• **Exercise passage**:
I became very angry that I had no childhood so I rebelled – big time. I ran the streets and ended up getting raped. by a friend’s father. He actually plead guilty to it and severed a year and a half in prison. I still feel like that was my fault because I flirted with him.
That’s the only way I knew to act around a man.
My mom is a religious fanatic so I grew up in church and attended a private “Christian” school. My dad’s mother paid for it but not for the reasons that you might think. Embarrassingly, it was to keep me from going to school with black people – terrible.
The school was crazy too; I just couldn’t escape craziness! At one point we had a so-called Evangelist visit and for two weeks we were made to listen to what was supposed to be real exorcisms and learn all about demon possession. It was horrible! I am forty years old and I still have issues with it.
After I quit, I ran the streets, acting like I was 21. At 14, I met a 19 year old man and moved in with him. I was living like a married woman at age 14. My grandmother was actually happy that I had settled down; now she always knew where I was. Unfortunately he was very obsessed with me and abusive. At first, I enjoyed the attention and punishment; I put up with it for two years.
Ironically – and I know this will be hard to believe but I swear it’s true – BOTH of my parents had nervous breakdowns and were diagnosed with schizophrenia within the same year! My mom thought she was possessed by a demon and talked to God while my dad thought he could talk to the devil.
They were both in and out of different mental hospitals all the time. My mom would speak in tongues and run outside into the street, it would take six police officers and EMTs to restrain her. My dad would try to kill himself, he took 120 over-the-counter sleeping pills and was in the cardiac intensive care unit before going to the mental hospital.

• **Problems to solve**:
• a. In the account, how long did the so-called Evangelist's visit to the school last?
• b. Output, word for word, the part of the account from "I became very" up to and including "people – terrible.".
The rows that come next are separate material with no connection to the account.

• **The data**:
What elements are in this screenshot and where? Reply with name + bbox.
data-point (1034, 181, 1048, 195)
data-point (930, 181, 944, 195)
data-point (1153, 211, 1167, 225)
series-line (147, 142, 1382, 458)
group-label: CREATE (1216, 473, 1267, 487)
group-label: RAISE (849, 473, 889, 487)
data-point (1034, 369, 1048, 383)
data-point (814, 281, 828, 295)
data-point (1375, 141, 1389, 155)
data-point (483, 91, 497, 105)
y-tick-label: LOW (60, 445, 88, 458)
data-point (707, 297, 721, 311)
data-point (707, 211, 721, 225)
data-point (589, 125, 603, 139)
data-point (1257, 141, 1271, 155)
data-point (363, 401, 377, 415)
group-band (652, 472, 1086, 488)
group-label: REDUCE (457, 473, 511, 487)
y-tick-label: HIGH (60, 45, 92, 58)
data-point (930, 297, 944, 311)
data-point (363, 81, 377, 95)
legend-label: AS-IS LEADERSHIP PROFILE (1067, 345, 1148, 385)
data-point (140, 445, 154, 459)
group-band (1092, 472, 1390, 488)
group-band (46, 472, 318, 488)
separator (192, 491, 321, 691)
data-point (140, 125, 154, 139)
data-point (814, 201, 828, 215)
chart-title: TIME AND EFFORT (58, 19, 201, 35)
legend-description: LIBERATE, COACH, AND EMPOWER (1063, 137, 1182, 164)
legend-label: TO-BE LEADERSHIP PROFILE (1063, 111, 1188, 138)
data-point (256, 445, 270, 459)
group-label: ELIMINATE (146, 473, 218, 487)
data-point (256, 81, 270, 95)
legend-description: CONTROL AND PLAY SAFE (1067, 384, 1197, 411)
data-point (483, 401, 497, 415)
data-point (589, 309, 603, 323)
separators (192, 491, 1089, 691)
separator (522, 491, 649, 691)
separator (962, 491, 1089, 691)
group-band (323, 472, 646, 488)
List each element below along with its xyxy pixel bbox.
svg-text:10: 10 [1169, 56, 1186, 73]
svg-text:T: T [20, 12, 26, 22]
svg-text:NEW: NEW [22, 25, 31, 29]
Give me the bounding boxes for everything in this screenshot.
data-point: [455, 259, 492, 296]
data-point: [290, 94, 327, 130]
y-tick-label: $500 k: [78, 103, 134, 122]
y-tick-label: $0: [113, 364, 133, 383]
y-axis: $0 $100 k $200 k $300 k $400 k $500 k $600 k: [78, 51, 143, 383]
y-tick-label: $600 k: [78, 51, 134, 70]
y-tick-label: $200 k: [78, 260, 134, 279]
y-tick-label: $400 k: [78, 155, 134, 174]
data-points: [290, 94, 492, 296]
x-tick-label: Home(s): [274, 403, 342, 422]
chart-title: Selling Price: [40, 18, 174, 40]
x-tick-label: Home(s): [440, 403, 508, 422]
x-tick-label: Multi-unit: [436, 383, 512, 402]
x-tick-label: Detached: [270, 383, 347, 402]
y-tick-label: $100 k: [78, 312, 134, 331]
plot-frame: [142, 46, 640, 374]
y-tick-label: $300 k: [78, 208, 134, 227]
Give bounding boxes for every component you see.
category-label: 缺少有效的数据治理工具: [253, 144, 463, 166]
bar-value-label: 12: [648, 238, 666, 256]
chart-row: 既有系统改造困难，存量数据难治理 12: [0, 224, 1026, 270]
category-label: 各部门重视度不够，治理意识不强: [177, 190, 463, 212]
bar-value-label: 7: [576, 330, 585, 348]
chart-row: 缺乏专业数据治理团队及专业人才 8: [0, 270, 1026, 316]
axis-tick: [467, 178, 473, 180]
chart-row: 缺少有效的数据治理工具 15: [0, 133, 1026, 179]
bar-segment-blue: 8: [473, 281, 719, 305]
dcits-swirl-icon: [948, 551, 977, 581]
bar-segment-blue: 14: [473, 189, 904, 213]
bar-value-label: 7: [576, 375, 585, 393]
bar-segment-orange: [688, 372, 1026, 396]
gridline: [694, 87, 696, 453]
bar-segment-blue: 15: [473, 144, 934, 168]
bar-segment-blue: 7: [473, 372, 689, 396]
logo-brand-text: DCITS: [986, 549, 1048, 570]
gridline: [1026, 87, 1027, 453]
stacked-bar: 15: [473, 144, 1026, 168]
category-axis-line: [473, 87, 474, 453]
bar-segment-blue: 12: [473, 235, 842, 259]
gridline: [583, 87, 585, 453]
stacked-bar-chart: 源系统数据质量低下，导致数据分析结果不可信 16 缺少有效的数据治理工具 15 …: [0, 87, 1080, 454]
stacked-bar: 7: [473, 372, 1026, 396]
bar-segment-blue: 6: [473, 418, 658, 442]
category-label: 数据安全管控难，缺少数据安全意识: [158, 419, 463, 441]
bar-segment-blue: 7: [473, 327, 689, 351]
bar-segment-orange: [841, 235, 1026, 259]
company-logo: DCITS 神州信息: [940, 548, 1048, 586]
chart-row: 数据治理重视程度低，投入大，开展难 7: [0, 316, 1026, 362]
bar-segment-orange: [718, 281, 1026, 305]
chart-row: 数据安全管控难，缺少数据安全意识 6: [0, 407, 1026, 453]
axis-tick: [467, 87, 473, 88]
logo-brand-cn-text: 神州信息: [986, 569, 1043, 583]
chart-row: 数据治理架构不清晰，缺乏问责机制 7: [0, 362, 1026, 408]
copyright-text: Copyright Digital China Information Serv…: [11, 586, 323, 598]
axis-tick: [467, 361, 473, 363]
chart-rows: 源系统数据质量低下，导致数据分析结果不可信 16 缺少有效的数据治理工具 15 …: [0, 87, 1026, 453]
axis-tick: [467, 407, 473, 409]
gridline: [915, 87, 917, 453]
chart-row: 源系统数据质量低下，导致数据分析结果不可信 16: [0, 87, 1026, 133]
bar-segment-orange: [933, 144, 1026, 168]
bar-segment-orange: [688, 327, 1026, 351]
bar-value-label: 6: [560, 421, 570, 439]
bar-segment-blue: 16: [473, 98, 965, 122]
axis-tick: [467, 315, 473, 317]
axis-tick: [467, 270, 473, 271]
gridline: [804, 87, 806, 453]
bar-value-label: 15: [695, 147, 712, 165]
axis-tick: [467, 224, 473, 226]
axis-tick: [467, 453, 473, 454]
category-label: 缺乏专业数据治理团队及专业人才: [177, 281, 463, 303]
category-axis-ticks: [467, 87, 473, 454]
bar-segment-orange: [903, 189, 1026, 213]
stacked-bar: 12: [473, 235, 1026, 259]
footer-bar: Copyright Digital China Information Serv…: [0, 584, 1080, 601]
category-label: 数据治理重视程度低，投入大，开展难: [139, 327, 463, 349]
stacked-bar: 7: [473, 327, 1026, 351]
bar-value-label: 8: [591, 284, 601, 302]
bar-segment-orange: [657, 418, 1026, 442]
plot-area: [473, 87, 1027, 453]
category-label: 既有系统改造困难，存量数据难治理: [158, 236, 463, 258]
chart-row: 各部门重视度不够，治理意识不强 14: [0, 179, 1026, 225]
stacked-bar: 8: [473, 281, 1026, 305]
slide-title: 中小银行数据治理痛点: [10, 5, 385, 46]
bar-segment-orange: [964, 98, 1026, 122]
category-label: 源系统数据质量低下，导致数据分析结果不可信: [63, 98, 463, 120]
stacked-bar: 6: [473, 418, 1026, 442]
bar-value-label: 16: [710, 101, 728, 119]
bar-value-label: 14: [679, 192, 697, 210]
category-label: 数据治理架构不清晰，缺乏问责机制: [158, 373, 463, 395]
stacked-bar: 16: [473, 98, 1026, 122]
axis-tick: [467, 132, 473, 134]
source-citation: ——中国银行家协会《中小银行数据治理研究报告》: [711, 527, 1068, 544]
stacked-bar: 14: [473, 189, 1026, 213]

• **Results for the exercise**:
• a. Two weeks.

• b.
I became very angry that I had no childhood so I rebelled – big time. I ran the streets and ended up getting raped. by a friend’s father. He actually plead guilty to it and severed a year and a half in prison. I still feel like that was my fault because I flirted with him.
That’s the only way I knew to act around a man.
My mom is a religious fanatic so I grew up in church and attended a private “Christian” school. My dad’s mother paid for it but not for the reasons that you might think. Embarrassingly, it was to keep me from going to school with black people – terrible.